══ Given entries ══
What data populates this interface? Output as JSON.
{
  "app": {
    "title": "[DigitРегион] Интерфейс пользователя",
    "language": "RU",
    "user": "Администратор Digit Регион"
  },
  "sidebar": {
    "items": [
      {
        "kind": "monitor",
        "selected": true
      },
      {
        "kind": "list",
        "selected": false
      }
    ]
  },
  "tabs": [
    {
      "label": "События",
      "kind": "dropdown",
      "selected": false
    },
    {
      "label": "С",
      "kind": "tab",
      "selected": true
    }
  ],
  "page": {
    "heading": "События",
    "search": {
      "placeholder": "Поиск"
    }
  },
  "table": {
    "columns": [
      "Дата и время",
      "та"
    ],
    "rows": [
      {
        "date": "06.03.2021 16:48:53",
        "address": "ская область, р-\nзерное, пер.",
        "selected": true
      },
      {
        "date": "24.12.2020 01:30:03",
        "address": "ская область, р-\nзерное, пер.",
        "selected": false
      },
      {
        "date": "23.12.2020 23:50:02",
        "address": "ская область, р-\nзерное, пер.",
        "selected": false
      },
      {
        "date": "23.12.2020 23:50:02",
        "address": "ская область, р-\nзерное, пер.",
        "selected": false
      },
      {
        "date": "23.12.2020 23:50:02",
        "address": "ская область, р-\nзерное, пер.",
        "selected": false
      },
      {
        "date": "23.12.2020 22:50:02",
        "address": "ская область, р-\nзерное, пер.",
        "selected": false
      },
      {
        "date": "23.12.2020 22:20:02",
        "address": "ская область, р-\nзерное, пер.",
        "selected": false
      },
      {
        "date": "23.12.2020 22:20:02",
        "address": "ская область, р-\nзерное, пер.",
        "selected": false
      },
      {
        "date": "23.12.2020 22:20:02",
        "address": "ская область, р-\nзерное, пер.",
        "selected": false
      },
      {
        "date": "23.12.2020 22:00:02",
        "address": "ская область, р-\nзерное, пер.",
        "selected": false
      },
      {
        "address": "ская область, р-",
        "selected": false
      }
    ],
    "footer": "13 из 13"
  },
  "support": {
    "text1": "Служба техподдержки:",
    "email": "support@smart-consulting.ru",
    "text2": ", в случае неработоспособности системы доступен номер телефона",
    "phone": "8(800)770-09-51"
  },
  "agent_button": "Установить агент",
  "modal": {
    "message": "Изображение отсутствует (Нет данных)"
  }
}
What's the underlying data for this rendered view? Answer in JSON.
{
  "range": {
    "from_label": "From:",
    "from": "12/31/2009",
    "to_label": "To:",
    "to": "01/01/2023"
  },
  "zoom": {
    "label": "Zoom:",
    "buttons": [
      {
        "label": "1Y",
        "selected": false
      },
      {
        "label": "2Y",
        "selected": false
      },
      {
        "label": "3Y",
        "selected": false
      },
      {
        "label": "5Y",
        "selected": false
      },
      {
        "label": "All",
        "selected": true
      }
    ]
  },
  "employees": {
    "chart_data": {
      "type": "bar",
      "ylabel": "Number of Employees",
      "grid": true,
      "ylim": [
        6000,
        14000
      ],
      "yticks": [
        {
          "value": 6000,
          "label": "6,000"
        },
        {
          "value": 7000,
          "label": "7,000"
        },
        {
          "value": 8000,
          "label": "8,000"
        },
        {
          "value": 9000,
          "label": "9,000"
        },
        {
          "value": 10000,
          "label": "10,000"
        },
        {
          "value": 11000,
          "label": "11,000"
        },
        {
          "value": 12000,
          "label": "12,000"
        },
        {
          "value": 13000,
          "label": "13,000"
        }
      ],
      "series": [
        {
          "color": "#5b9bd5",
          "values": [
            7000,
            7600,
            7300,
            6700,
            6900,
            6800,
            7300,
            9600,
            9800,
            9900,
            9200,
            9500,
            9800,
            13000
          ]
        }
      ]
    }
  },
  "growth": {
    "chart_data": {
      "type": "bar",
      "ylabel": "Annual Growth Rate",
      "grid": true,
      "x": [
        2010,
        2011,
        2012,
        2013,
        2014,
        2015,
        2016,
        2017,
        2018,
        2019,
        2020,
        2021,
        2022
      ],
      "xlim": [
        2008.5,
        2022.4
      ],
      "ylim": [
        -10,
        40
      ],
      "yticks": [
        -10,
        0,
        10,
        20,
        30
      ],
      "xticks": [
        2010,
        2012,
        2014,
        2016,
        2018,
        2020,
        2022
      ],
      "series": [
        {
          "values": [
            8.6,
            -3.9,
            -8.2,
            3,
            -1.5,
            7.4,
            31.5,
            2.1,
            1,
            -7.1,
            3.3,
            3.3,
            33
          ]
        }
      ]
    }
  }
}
═══
▶ [Task] Copy out every line from the records that has the word "What".

▶ [Completed task]
What data populates this interface? Output as JSON.
What's the underlying data for this rendered view? Answer in JSON.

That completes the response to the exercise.